What is being asked
Select from the data all lines with the word "Synchronize".

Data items
>>
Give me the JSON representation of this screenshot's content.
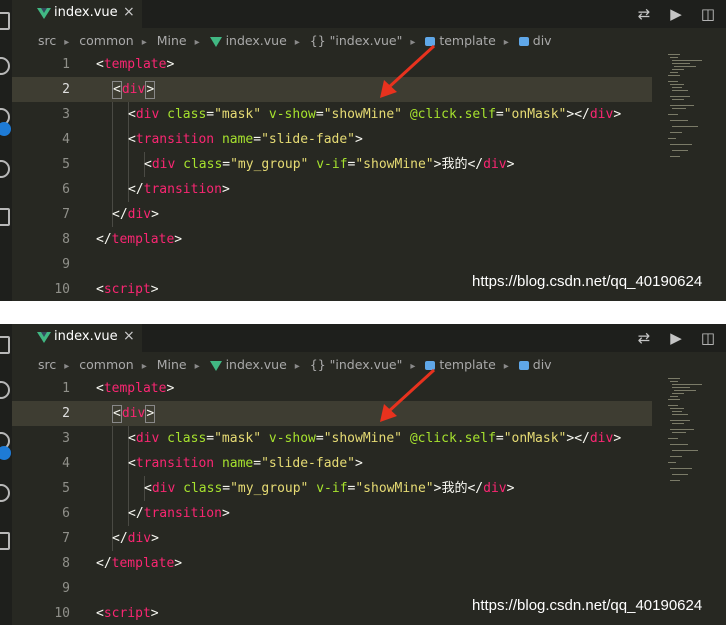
{
  "tab": {
    "label": "index.vue",
    "close": "×",
    "icon": "vue-icon"
  },
  "toolbar": {
    "compare": "⇄",
    "run": "▶",
    "split": "◫"
  },
  "breadcrumb": {
    "items": [
      "src",
      "common",
      "Mine",
      "index.vue",
      "{} \"index.vue\"",
      "template",
      "div"
    ],
    "separator": "▸"
  },
  "code_lines": [
    {
      "n": "1"
    },
    {
      "n": "2"
    },
    {
      "n": "3"
    },
    {
      "n": "4"
    },
    {
      "n": "5"
    },
    {
      "n": "6"
    },
    {
      "n": "7"
    },
    {
      "n": "8"
    },
    {
      "n": "9"
    },
    {
      "n": "10"
    }
  ],
  "tokens": {
    "lt": "<",
    "gt": ">",
    "close_lt": "</",
    "eq": "=",
    "template": "template",
    "div": "div",
    "script": "script",
    "transition": "transition",
    "class": "class",
    "v_show": "v-show",
    "click_self": "@click.self",
    "name": "name",
    "v_if": "v-if",
    "mask": "\"mask\"",
    "showMine": "\"showMine\"",
    "onMask": "\"onMask\"",
    "slide_fade": "\"slide-fade\"",
    "my_group": "\"my_group\"",
    "text_wode": "我的"
  },
  "watermark": "https://blog.csdn.net/qq_40190624",
  "colors": {
    "background": "#272822",
    "tag": "#f92672",
    "attr": "#a6e22e",
    "string": "#e6db74",
    "arrow": "#e8321e"
  }
}
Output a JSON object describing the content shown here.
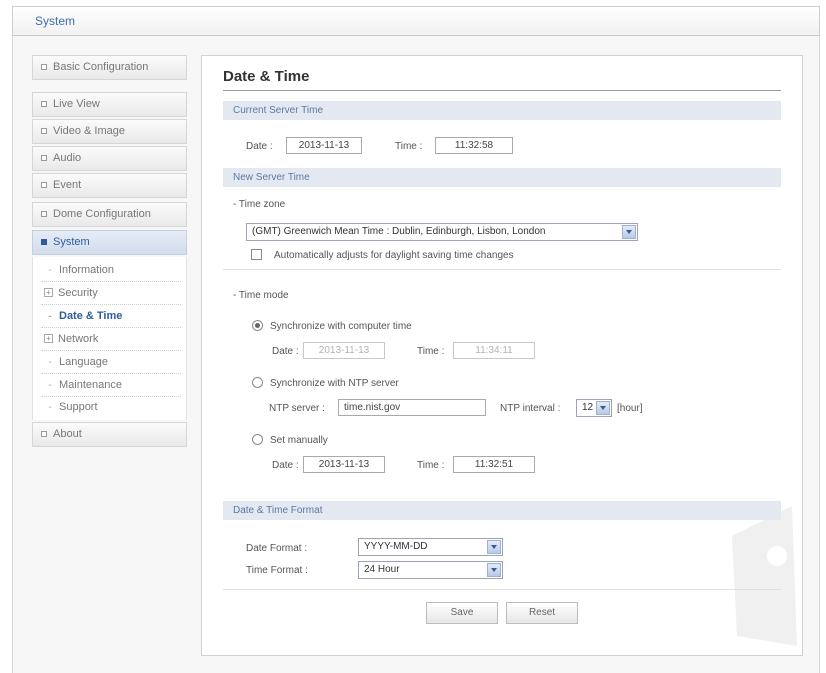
{
  "app": {
    "title": "System"
  },
  "sidebar": {
    "items": [
      {
        "label": "Basic Configuration"
      },
      {
        "label": "Live View"
      },
      {
        "label": "Video & Image"
      },
      {
        "label": "Audio"
      },
      {
        "label": "Event"
      },
      {
        "label": "Dome Configuration"
      },
      {
        "label": "System"
      },
      {
        "label": "About"
      }
    ],
    "system_sub": [
      {
        "label": "Information"
      },
      {
        "label": "Security"
      },
      {
        "label": "Date & Time"
      },
      {
        "label": "Network"
      },
      {
        "label": "Language"
      },
      {
        "label": "Maintenance"
      },
      {
        "label": "Support"
      }
    ],
    "active": "System",
    "current_sub": "Date & Time"
  },
  "main": {
    "title": "Date & Time",
    "current": {
      "header": "Current Server Time",
      "date_label": "Date :",
      "date_value": "2013-11-13",
      "time_label": "Time :",
      "time_value": "11:32:58"
    },
    "new_time": {
      "header": "New Server Time",
      "timezone_label": "- Time zone",
      "timezone_value": "(GMT) Greenwich Mean Time : Dublin, Edinburgh, Lisbon, London",
      "dst_label": "Automatically adjusts for daylight saving time changes",
      "dst_checked": false,
      "mode_label": "- Time mode",
      "sync_computer": {
        "label": "Synchronize with computer time",
        "selected": true,
        "date_label": "Date :",
        "date_value": "2013-11-13",
        "time_label": "Time :",
        "time_value": "11:34:11"
      },
      "sync_ntp": {
        "label": "Synchronize with NTP server",
        "selected": false,
        "server_label": "NTP server :",
        "server_value": "time.nist.gov",
        "interval_label": "NTP interval :",
        "interval_value": "12",
        "unit": "[hour]"
      },
      "manual": {
        "label": "Set manually",
        "selected": false,
        "date_label": "Date :",
        "date_value": "2013-11-13",
        "time_label": "Time :",
        "time_value": "11:32:51"
      }
    },
    "format": {
      "header": "Date & Time Format",
      "date_label": "Date Format :",
      "date_value": "YYYY-MM-DD",
      "time_label": "Time Format :",
      "time_value": "24 Hour"
    },
    "buttons": {
      "save": "Save",
      "reset": "Reset"
    }
  }
}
<<
Solution for this problem
        "label": "Synchronize with computer time",
        "label": "Synchronize with NTP server",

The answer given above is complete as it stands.